## Exercise description
Copy every line of the data that includes the string "karyawan".

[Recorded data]
— Begin —
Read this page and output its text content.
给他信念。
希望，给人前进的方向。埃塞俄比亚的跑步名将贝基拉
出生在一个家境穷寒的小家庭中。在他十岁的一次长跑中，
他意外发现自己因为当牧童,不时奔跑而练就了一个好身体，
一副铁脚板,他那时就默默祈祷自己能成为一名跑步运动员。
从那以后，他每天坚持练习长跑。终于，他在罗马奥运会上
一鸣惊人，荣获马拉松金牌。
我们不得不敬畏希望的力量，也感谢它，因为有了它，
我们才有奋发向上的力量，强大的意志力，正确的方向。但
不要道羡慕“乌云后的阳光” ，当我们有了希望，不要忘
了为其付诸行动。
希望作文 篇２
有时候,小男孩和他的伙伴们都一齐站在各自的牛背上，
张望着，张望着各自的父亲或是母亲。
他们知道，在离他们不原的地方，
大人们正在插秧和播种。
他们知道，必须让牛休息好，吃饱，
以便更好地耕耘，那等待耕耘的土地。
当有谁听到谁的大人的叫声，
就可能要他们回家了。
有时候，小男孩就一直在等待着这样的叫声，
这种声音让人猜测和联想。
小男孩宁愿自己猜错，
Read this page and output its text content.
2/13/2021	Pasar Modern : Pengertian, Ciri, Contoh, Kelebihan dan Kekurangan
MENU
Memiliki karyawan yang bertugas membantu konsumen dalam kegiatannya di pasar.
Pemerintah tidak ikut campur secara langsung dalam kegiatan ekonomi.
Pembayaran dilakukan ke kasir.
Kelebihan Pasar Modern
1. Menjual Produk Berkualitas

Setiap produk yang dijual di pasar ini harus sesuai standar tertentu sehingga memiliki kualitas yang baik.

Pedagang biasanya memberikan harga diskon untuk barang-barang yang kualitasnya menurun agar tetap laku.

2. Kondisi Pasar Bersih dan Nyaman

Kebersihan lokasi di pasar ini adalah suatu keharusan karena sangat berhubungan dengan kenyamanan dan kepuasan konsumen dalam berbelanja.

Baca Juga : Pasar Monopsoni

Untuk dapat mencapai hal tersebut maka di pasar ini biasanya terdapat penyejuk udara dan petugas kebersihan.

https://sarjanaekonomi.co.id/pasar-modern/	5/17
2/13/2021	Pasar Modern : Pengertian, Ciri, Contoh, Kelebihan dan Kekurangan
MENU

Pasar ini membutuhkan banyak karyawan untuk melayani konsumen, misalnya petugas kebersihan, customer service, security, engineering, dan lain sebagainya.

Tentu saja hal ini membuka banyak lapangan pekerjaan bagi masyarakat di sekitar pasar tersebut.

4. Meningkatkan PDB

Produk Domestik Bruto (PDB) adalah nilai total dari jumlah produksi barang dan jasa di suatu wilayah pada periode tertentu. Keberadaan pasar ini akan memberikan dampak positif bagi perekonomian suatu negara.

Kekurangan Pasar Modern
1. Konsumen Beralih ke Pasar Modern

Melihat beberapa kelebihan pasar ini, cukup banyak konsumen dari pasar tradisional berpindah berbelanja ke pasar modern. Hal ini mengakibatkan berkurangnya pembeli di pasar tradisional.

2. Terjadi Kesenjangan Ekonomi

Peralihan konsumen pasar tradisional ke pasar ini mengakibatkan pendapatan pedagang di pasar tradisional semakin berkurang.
— End —
## Full response
Memiliki karyawan yang bertugas membantu konsumen dalam kegiatannya di pasar.
Pasar ini membutuhkan banyak karyawan untuk melayani konsumen, misalnya petugas kebersihan, customer service, security, engineering, dan lain sebagainya.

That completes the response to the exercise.